→ AIM:
Reproduce the listing exactly, with no pictures in your copy.
--- Start of RECORDS SHOWN ---
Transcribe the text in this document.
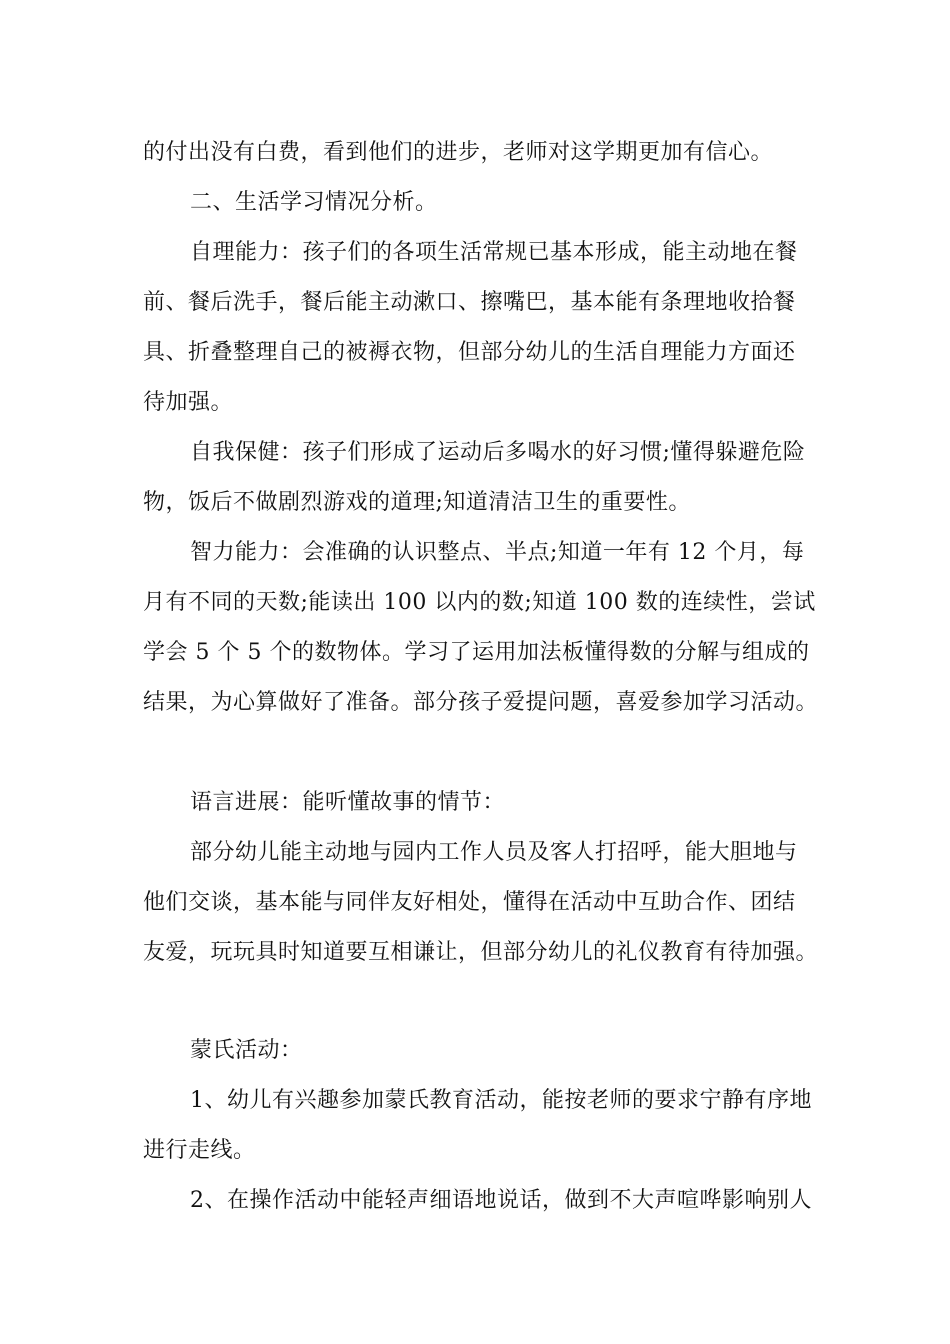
的付出没有白费，看到他们的进步，老师对这学期更加有信心。
二、生活学习情况分析。
自理能力：孩子们的各项生活常规已基本形成，能主动地在餐
前、餐后洗手，餐后能主动漱口、擦嘴巴，基本能有条理地收拾餐
具、折叠整理自己的被褥衣物，但部分幼儿的生活自理能力方面还
待加强。
自我保健：孩子们形成了运动后多喝水的好习惯;懂得躲避危险
物，饭后不做剧烈游戏的道理;知道清洁卫生的重要性。
智力能力：会准确的认识整点、半点;知道一年有 12 个月，每
月有不同的天数;能读出 100 以内的数;知道 100 数的连续性，尝试
学会 5 个 5 个的数物体。学习了运用加法板懂得数的分解与组成的
结果，为心算做好了准备。部分孩子爱提问题，喜爱参加学习活动。
语言进展：能听懂故事的情节：
部分幼儿能主动地与园内工作人员及客人打招呼，能大胆地与
他们交谈，基本能与同伴友好相处，懂得在活动中互助合作、团结
友爱，玩玩具时知道要互相谦让，但部分幼儿的礼仪教育有待加强。
蒙氏活动：
1、幼儿有兴趣参加蒙氏教育活动，能按老师的要求宁静有序地
进行走线。
2、在操作活动中能轻声细语地说话，做到不大声喧哗影响别人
--- End of RECORDS SHOWN ---
→ THE COMPLETED TASK:
Transcribe the text in this document.
的付出没有白费，看到他们的进步，老师对这学期更加有信心。
二、生活学习情况分析。
自理能力：孩子们的各项生活常规已基本形成，能主动地在餐
前、餐后洗手，餐后能主动漱口、擦嘴巴，基本能有条理地收拾餐
具、折叠整理自己的被褥衣物，但部分幼儿的生活自理能力方面还
待加强。
自我保健：孩子们形成了运动后多喝水的好习惯;懂得躲避危险
物，饭后不做剧烈游戏的道理;知道清洁卫生的重要性。
智力能力：会准确的认识整点、半点;知道一年有 12 个月，每
月有不同的天数;能读出 100 以内的数;知道 100 数的连续性，尝试
学会 5 个 5 个的数物体。学习了运用加法板懂得数的分解与组成的
结果，为心算做好了准备。部分孩子爱提问题，喜爱参加学习活动。
语言进展：能听懂故事的情节：
部分幼儿能主动地与园内工作人员及客人打招呼，能大胆地与
他们交谈，基本能与同伴友好相处，懂得在活动中互助合作、团结
友爱，玩玩具时知道要互相谦让，但部分幼儿的礼仪教育有待加强。
蒙氏活动：
1、幼儿有兴趣参加蒙氏教育活动，能按老师的要求宁静有序地
进行走线。
2、在操作活动中能轻声细语地说话，做到不大声喧哗影响别人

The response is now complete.